[JOB]
Reproduce the listing below in its entirety. Change nothing.

[Saved data entries]
┏━━
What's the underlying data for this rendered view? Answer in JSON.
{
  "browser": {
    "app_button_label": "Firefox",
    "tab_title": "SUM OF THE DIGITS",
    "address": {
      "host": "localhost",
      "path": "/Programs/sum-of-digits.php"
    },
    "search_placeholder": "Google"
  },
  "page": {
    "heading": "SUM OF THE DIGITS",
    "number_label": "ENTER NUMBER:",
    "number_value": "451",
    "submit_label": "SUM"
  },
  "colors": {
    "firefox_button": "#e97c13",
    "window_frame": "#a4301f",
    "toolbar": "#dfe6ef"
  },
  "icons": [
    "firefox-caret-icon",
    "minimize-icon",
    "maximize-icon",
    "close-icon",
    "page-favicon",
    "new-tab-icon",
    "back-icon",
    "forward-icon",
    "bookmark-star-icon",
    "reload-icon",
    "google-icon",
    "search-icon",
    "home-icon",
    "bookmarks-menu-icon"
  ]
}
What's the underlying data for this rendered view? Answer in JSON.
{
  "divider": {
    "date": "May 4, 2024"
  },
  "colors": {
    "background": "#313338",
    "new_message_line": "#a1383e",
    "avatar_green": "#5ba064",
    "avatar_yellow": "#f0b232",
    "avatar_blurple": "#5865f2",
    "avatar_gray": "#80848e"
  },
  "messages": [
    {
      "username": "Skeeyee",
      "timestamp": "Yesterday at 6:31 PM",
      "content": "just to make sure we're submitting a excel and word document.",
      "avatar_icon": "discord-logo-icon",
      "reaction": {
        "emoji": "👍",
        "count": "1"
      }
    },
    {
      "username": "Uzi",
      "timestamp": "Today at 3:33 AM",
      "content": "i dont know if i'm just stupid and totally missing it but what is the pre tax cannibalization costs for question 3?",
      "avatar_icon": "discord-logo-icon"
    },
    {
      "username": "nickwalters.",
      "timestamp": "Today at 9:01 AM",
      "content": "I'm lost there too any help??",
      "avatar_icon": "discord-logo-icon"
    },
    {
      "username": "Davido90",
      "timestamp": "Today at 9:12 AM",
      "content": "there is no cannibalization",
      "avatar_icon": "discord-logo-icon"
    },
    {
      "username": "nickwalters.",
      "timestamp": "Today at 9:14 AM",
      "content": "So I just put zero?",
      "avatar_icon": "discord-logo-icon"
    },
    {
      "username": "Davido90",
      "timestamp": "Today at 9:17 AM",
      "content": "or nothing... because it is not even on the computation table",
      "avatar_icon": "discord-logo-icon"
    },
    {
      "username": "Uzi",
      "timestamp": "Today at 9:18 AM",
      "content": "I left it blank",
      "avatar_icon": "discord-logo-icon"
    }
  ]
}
┗━━
[TASK RESPONSE]
What's the underlying data for this rendered view? Answer in JSON.
{
  "browser": {
    "app_button_label": "Firefox",
    "tab_title": "SUM OF THE DIGITS",
    "address": {
      "host": "localhost",
      "path": "/Programs/sum-of-digits.php"
    },
    "search_placeholder": "Google"
  },
  "page": {
    "heading": "SUM OF THE DIGITS",
    "number_label": "ENTER NUMBER:",
    "number_value": "451",
    "submit_label": "SUM"
  },
  "colors": {
    "firefox_button": "#e97c13",
    "window_frame": "#a4301f",
    "toolbar": "#dfe6ef"
  },
  "icons": [
    "firefox-caret-icon",
    "minimize-icon",
    "maximize-icon",
    "close-icon",
    "page-favicon",
    "new-tab-icon",
    "back-icon",
    "forward-icon",
    "bookmark-star-icon",
    "reload-icon",
    "google-icon",
    "search-icon",
    "home-icon",
    "bookmarks-menu-icon"
  ]
}
What's the underlying data for this rendered view? Answer in JSON.
{
  "divider": {
    "date": "May 4, 2024"
  },
  "colors": {
    "background": "#313338",
    "new_message_line": "#a1383e",
    "avatar_green": "#5ba064",
    "avatar_yellow": "#f0b232",
    "avatar_blurple": "#5865f2",
    "avatar_gray": "#80848e"
  },
  "messages": [
    {
      "username": "Skeeyee",
      "timestamp": "Yesterday at 6:31 PM",
      "content": "just to make sure we're submitting a excel and word document.",
      "avatar_icon": "discord-logo-icon",
      "reaction": {
        "emoji": "👍",
        "count": "1"
      }
    },
    {
      "username": "Uzi",
      "timestamp": "Today at 3:33 AM",
      "content": "i dont know if i'm just stupid and totally missing it but what is the pre tax cannibalization costs for question 3?",
      "avatar_icon": "discord-logo-icon"
    },
    {
      "username": "nickwalters.",
      "timestamp": "Today at 9:01 AM",
      "content": "I'm lost there too any help??",
      "avatar_icon": "discord-logo-icon"
    },
    {
      "username": "Davido90",
      "timestamp": "Today at 9:12 AM",
      "content": "there is no cannibalization",
      "avatar_icon": "discord-logo-icon"
    },
    {
      "username": "nickwalters.",
      "timestamp": "Today at 9:14 AM",
      "content": "So I just put zero?",
      "avatar_icon": "discord-logo-icon"
    },
    {
      "username": "Davido90",
      "timestamp": "Today at 9:17 AM",
      "content": "or nothing... because it is not even on the computation table",
      "avatar_icon": "discord-logo-icon"
    },
    {
      "username": "Uzi",
      "timestamp": "Today at 9:18 AM",
      "content": "I left it blank",
      "avatar_icon": "discord-logo-icon"
    }
  ]
}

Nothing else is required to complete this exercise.